----- EXTRACTED RECORDS

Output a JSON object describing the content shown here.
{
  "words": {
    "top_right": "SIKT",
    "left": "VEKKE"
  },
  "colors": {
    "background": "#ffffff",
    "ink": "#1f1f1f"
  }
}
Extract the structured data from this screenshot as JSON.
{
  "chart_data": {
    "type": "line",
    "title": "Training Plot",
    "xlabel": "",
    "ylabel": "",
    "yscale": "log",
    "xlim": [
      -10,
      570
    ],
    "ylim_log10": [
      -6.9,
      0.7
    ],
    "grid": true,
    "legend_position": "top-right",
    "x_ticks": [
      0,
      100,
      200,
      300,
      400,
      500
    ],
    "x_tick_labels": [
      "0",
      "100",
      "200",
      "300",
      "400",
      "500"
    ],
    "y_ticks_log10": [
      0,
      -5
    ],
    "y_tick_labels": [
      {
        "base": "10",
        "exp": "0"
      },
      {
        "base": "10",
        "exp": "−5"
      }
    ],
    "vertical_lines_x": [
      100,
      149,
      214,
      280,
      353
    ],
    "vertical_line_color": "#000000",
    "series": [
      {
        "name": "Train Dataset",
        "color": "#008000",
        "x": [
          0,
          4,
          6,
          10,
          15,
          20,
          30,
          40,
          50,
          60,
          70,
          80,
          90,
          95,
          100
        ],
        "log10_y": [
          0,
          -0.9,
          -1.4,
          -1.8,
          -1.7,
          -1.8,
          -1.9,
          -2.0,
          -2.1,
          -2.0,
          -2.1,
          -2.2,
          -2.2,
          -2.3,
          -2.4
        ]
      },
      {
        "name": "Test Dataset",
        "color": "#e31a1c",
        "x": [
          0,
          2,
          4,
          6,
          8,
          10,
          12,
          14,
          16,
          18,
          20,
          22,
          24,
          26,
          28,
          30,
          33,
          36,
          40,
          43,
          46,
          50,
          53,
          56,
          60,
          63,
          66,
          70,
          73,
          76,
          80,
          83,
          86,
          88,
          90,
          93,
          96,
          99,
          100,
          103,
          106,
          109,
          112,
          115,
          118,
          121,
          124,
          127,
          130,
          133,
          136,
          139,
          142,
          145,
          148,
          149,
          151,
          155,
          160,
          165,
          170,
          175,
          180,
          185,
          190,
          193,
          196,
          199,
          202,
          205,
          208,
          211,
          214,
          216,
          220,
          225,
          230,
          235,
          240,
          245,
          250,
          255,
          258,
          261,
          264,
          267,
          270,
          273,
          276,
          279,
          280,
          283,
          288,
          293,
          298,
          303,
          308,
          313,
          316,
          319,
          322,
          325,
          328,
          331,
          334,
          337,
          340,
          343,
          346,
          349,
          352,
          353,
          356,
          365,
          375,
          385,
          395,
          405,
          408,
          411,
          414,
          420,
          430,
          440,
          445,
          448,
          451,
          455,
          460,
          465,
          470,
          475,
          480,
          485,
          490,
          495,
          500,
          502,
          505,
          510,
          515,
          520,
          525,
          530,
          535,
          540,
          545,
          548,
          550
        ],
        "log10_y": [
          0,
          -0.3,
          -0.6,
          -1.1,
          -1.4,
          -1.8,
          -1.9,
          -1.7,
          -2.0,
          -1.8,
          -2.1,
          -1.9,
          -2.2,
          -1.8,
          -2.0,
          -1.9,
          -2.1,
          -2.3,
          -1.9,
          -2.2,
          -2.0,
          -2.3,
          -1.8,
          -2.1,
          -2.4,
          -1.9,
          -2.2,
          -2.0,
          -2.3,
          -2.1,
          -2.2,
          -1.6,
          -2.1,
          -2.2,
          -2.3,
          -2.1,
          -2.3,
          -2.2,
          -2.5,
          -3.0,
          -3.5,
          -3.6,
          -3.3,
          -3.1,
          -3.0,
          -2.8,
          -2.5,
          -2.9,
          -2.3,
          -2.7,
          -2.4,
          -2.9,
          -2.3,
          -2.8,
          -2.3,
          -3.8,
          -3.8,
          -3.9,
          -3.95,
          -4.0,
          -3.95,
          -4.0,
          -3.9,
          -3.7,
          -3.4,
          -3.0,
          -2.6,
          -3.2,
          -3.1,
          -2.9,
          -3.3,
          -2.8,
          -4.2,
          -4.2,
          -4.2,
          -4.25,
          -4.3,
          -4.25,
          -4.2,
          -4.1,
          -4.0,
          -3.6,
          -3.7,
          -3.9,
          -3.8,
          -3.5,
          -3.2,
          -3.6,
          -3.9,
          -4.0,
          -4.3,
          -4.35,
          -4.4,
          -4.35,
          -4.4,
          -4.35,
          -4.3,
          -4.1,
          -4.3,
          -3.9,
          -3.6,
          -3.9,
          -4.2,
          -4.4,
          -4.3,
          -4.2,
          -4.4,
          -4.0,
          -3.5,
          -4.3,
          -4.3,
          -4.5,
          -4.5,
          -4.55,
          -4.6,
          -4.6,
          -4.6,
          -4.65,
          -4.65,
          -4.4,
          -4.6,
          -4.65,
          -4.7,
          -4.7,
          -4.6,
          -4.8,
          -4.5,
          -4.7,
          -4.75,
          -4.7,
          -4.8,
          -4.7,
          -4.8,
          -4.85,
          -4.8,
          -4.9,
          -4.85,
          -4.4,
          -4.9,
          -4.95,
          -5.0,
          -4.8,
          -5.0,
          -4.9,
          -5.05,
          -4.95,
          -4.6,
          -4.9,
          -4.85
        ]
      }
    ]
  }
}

----------

Please restate the whole listing word for word.

Output a JSON object describing the content shown here.
{
  "words": {
    "top_right": "SIKT",
    "left": "VEKKE"
  },
  "colors": {
    "background": "#ffffff",
    "ink": "#1f1f1f"
  }
}
Extract the structured data from this screenshot as JSON.
{
  "chart_data": {
    "type": "line",
    "title": "Training Plot",
    "xlabel": "",
    "ylabel": "",
    "yscale": "log",
    "xlim": [
      -10,
      570
    ],
    "ylim_log10": [
      -6.9,
      0.7
    ],
    "grid": true,
    "legend_position": "top-right",
    "x_ticks": [
      0,
      100,
      200,
      300,
      400,
      500
    ],
    "x_tick_labels": [
      "0",
      "100",
      "200",
      "300",
      "400",
      "500"
    ],
    "y_ticks_log10": [
      0,
      -5
    ],
    "y_tick_labels": [
      {
        "base": "10",
        "exp": "0"
      },
      {
        "base": "10",
        "exp": "−5"
      }
    ],
    "vertical_lines_x": [
      100,
      149,
      214,
      280,
      353
    ],
    "vertical_line_color": "#000000",
    "series": [
      {
        "name": "Train Dataset",
        "color": "#008000",
        "x": [
          0,
          4,
          6,
          10,
          15,
          20,
          30,
          40,
          50,
          60,
          70,
          80,
          90,
          95,
          100
        ],
        "log10_y": [
          0,
          -0.9,
          -1.4,
          -1.8,
          -1.7,
          -1.8,
          -1.9,
          -2.0,
          -2.1,
          -2.0,
          -2.1,
          -2.2,
          -2.2,
          -2.3,
          -2.4
        ]
      },
      {
        "name": "Test Dataset",
        "color": "#e31a1c",
        "x": [
          0,
          2,
          4,
          6,
          8,
          10,
          12,
          14,
          16,
          18,
          20,
          22,
          24,
          26,
          28,
          30,
          33,
          36,
          40,
          43,
          46,
          50,
          53,
          56,
          60,
          63,
          66,
          70,
          73,
          76,
          80,
          83,
          86,
          88,
          90,
          93,
          96,
          99,
          100,
          103,
          106,
          109,
          112,
          115,
          118,
          121,
          124,
          127,
          130,
          133,
          136,
          139,
          142,
          145,
          148,
          149,
          151,
          155,
          160,
          165,
          170,
          175,
          180,
          185,
          190,
          193,
          196,
          199,
          202,
          205,
          208,
          211,
          214,
          216,
          220,
          225,
          230,
          235,
          240,
          245,
          250,
          255,
          258,
          261,
          264,
          267,
          270,
          273,
          276,
          279,
          280,
          283,
          288,
          293,
          298,
          303,
          308,
          313,
          316,
          319,
          322,
          325,
          328,
          331,
          334,
          337,
          340,
          343,
          346,
          349,
          352,
          353,
          356,
          365,
          375,
          385,
          395,
          405,
          408,
          411,
          414,
          420,
          430,
          440,
          445,
          448,
          451,
          455,
          460,
          465,
          470,
          475,
          480,
          485,
          490,
          495,
          500,
          502,
          505,
          510,
          515,
          520,
          525,
          530,
          535,
          540,
          545,
          548,
          550
        ],
        "log10_y": [
          0,
          -0.3,
          -0.6,
          -1.1,
          -1.4,
          -1.8,
          -1.9,
          -1.7,
          -2.0,
          -1.8,
          -2.1,
          -1.9,
          -2.2,
          -1.8,
          -2.0,
          -1.9,
          -2.1,
          -2.3,
          -1.9,
          -2.2,
          -2.0,
          -2.3,
          -1.8,
          -2.1,
          -2.4,
          -1.9,
          -2.2,
          -2.0,
          -2.3,
          -2.1,
          -2.2,
          -1.6,
          -2.1,
          -2.2,
          -2.3,
          -2.1,
          -2.3,
          -2.2,
          -2.5,
          -3.0,
          -3.5,
          -3.6,
          -3.3,
          -3.1,
          -3.0,
          -2.8,
          -2.5,
          -2.9,
          -2.3,
          -2.7,
          -2.4,
          -2.9,
          -2.3,
          -2.8,
          -2.3,
          -3.8,
          -3.8,
          -3.9,
          -3.95,
          -4.0,
          -3.95,
          -4.0,
          -3.9,
          -3.7,
          -3.4,
          -3.0,
          -2.6,
          -3.2,
          -3.1,
          -2.9,
          -3.3,
          -2.8,
          -4.2,
          -4.2,
          -4.2,
          -4.25,
          -4.3,
          -4.25,
          -4.2,
          -4.1,
          -4.0,
          -3.6,
          -3.7,
          -3.9,
          -3.8,
          -3.5,
          -3.2,
          -3.6,
          -3.9,
          -4.0,
          -4.3,
          -4.35,
          -4.4,
          -4.35,
          -4.4,
          -4.35,
          -4.3,
          -4.1,
          -4.3,
          -3.9,
          -3.6,
          -3.9,
          -4.2,
          -4.4,
          -4.3,
          -4.2,
          -4.4,
          -4.0,
          -3.5,
          -4.3,
          -4.3,
          -4.5,
          -4.5,
          -4.55,
          -4.6,
          -4.6,
          -4.6,
          -4.65,
          -4.65,
          -4.4,
          -4.6,
          -4.65,
          -4.7,
          -4.7,
          -4.6,
          -4.8,
          -4.5,
          -4.7,
          -4.75,
          -4.7,
          -4.8,
          -4.7,
          -4.8,
          -4.85,
          -4.8,
          -4.9,
          -4.85,
          -4.4,
          -4.9,
          -4.95,
          -5.0,
          -4.8,
          -5.0,
          -4.9,
          -5.05,
          -4.95,
          -4.6,
          -4.9,
          -4.85
        ]
      }
    ]
  }
}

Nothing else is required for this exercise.